Given request: List all lines of the data that include the string "Quebec".

Data shown:
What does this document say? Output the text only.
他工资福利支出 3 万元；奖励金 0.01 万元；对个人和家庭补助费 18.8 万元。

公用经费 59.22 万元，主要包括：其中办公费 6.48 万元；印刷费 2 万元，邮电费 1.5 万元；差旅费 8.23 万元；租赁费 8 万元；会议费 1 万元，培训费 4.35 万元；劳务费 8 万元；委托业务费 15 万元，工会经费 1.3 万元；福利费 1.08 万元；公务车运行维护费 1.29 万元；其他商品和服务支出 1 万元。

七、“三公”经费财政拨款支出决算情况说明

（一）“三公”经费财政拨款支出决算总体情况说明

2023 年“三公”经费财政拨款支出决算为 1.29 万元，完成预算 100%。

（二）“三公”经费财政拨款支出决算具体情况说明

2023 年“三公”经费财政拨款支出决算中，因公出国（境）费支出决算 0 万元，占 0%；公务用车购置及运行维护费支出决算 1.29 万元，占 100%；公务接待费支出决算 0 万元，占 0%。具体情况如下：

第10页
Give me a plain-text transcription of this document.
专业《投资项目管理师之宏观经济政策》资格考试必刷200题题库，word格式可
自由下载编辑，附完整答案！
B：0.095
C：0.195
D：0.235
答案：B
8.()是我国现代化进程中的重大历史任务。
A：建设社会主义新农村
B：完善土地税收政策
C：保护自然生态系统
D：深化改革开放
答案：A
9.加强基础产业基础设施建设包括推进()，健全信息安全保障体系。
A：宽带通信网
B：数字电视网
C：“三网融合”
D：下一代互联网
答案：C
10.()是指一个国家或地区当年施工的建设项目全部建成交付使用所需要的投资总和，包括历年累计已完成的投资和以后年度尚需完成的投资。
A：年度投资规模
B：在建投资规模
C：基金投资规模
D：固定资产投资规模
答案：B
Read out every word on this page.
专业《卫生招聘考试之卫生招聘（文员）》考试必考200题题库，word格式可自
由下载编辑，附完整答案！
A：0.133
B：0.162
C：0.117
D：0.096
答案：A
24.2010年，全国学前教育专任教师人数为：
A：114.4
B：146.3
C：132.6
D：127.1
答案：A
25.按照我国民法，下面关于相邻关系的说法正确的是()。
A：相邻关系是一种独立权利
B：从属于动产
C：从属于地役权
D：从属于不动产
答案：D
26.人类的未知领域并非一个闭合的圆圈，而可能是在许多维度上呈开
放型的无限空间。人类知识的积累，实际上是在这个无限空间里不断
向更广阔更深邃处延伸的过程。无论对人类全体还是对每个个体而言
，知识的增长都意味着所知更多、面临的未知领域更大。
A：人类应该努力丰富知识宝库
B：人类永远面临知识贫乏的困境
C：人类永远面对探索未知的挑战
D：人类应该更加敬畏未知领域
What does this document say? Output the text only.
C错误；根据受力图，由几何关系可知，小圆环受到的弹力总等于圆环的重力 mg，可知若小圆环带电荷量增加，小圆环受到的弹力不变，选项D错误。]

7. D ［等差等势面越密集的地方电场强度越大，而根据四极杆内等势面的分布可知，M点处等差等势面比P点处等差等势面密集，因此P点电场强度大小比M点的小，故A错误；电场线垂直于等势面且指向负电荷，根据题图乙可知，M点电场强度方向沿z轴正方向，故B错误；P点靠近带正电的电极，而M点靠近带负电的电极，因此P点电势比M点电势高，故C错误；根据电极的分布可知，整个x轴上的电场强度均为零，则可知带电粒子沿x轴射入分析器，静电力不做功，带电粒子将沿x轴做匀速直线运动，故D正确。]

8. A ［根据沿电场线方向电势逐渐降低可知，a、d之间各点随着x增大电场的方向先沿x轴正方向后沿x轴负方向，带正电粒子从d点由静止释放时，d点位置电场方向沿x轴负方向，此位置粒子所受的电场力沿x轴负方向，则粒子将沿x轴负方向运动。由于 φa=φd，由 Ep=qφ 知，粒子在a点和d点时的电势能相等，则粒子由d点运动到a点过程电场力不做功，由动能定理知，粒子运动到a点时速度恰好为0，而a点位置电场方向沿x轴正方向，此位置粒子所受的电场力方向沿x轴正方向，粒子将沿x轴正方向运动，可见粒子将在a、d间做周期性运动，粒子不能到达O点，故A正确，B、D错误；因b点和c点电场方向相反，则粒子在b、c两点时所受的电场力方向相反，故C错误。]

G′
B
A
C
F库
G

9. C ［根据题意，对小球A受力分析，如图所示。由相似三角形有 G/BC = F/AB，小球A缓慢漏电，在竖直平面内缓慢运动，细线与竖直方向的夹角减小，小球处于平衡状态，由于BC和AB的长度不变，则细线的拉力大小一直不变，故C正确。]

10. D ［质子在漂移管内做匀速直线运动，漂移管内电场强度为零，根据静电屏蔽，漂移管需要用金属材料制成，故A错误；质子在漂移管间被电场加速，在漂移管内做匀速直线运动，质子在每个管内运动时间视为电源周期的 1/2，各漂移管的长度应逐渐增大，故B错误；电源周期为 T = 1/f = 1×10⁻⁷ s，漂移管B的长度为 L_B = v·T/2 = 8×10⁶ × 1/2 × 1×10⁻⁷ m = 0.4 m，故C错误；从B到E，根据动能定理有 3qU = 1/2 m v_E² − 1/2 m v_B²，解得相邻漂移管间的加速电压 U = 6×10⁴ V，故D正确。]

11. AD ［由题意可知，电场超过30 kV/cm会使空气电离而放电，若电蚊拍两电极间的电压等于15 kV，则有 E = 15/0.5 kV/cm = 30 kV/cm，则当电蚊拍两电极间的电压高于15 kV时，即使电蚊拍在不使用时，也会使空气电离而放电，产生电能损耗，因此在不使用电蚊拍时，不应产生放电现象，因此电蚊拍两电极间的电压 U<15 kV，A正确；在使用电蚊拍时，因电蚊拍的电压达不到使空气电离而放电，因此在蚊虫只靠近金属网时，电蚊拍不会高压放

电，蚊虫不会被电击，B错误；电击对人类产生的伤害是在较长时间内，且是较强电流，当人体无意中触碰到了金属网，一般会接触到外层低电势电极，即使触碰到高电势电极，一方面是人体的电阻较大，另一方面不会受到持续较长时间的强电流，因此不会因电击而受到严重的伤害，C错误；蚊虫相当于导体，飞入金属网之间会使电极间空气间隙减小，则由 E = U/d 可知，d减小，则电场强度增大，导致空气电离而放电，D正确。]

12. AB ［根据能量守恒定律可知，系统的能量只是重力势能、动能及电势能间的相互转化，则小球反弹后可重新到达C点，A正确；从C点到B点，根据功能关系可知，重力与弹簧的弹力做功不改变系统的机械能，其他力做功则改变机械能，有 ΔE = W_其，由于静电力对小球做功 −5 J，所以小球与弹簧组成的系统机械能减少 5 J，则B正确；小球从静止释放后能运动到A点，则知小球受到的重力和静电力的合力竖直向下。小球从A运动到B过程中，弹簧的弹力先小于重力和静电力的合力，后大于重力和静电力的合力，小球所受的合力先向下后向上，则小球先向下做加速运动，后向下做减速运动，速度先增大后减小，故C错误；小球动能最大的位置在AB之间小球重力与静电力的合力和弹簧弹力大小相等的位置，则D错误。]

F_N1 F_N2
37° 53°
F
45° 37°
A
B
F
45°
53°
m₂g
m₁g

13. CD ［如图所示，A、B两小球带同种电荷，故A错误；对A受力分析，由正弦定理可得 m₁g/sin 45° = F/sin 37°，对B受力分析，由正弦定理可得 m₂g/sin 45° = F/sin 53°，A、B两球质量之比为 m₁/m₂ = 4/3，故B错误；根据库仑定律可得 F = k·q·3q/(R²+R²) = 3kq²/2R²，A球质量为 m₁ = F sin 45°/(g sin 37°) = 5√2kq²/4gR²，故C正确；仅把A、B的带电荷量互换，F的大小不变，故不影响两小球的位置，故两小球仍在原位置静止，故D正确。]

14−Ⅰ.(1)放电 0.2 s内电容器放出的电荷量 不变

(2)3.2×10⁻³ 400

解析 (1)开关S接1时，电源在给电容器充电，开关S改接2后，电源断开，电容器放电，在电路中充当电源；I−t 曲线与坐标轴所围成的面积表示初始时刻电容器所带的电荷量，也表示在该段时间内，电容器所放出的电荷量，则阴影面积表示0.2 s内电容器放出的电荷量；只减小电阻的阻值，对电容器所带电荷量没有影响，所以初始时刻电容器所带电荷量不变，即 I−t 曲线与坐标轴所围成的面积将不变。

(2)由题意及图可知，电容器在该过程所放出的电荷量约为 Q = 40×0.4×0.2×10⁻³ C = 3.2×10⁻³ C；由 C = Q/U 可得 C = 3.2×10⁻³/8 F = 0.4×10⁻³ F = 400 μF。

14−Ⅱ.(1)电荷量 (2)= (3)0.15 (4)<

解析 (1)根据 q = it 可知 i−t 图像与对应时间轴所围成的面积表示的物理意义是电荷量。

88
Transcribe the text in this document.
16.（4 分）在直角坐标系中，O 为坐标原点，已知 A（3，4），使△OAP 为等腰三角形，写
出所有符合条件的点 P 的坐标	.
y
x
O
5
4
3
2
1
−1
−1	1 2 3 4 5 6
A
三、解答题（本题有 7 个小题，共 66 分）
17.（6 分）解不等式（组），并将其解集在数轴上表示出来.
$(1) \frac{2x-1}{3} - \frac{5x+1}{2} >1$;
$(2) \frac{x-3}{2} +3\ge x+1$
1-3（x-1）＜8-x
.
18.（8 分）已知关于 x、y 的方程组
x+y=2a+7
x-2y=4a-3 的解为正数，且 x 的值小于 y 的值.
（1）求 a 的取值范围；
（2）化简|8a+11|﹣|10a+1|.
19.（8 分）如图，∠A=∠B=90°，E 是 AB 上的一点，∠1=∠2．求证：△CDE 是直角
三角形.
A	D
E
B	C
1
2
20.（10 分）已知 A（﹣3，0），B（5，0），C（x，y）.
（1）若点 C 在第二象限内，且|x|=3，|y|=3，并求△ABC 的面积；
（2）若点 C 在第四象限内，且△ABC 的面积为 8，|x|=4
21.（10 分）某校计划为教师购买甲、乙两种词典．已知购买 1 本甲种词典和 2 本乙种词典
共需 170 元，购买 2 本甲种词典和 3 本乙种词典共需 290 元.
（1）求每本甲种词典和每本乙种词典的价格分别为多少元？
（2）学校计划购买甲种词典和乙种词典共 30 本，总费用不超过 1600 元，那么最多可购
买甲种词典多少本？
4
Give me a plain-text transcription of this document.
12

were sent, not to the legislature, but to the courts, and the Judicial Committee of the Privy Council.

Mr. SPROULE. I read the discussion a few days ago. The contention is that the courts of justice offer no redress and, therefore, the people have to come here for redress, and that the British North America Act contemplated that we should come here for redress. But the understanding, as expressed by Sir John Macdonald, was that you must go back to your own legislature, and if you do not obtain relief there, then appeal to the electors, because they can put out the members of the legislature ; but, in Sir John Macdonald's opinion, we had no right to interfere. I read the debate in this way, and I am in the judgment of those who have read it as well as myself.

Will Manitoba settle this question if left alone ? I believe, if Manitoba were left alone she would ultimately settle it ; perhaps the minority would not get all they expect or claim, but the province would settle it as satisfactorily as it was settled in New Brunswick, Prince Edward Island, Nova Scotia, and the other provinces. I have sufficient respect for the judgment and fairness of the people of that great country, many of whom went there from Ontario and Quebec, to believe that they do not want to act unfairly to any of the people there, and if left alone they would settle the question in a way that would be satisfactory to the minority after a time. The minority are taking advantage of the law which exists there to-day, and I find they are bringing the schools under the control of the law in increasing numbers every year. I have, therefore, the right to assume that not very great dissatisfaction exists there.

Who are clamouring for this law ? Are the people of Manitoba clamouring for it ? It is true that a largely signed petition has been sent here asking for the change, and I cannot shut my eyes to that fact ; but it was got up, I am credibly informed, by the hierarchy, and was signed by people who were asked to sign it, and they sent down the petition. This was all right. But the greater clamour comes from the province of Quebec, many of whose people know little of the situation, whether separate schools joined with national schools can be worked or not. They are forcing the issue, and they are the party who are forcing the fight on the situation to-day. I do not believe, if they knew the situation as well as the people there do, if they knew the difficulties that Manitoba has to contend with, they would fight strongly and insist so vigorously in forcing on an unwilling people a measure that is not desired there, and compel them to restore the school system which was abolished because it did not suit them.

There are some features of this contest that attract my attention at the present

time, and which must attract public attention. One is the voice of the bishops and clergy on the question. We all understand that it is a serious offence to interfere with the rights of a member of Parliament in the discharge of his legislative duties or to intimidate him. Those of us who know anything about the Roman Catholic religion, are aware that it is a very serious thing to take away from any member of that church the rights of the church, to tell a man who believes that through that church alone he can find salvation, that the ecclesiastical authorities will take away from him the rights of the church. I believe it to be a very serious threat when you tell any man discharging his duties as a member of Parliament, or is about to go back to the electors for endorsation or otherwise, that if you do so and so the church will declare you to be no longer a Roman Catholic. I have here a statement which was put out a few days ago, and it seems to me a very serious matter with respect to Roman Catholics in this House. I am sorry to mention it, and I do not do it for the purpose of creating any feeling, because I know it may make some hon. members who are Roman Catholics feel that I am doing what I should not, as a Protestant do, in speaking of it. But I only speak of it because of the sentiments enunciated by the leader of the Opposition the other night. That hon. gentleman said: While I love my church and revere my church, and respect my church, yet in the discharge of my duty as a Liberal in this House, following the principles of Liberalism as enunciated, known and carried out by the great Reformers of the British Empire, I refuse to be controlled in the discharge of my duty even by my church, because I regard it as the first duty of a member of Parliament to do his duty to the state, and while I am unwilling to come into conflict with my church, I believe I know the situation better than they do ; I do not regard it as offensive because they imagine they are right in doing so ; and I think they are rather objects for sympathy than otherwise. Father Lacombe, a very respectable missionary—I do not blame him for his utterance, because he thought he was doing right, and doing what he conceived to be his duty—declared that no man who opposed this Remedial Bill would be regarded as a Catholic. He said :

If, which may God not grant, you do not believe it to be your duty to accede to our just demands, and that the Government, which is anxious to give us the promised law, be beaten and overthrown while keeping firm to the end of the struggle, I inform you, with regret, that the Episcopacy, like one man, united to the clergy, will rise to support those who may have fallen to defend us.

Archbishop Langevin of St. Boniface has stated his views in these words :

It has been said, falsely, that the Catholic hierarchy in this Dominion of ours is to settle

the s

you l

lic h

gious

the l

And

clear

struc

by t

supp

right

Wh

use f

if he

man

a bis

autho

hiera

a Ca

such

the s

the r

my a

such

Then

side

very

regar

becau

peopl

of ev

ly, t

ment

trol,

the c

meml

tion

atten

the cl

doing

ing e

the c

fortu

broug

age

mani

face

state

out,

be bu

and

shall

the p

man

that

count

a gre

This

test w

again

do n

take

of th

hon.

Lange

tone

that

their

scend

The completed task:
Will Manitoba settle this question if left alone ? I believe, if Manitoba were left alone she would ultimately settle it ; perhaps the minority would not get all they expect or claim, but the province would settle it as satisfactorily as it was settled in New Brunswick, Prince Edward Island, Nova Scotia, and the other provinces. I have sufficient respect for the judgment and fairness of the people of that great country, many of whom went there from Ontario and Quebec, to believe that they do not want to act unfairly to any of the people there, and if left alone they would settle the question in a way that would be satisfactory to the minority after a time. The minority are taking advantage of the law which exists there to-day, and I find they are bringing the schools under the control of the law in increasing numbers every year. I have, therefore, the right to assume that not very great dissatisfaction exists there.
Who are clamouring for this law ? Are the people of Manitoba clamouring for it ? It is true that a largely signed petition has been sent here asking for the change, and I cannot shut my eyes to that fact ; but it was got up, I am credibly informed, by the hierarchy, and was signed by people who were asked to sign it, and they sent down the petition. This was all right. But the greater clamour comes from the province of Quebec, many of whose people know little of the situation, whether separate schools joined with national schools can be worked or not. They are forcing the issue, and they are the party who are forcing the fight on the situation to-day. I do not believe, if they knew the situation as well as the people there do, if they knew the difficulties that Manitoba has to contend with, they would fight strongly and insist so vigorously in forcing on an unwilling people a measure that is not desired there, and compel them to restore the school system which was abolished because it did not suit them.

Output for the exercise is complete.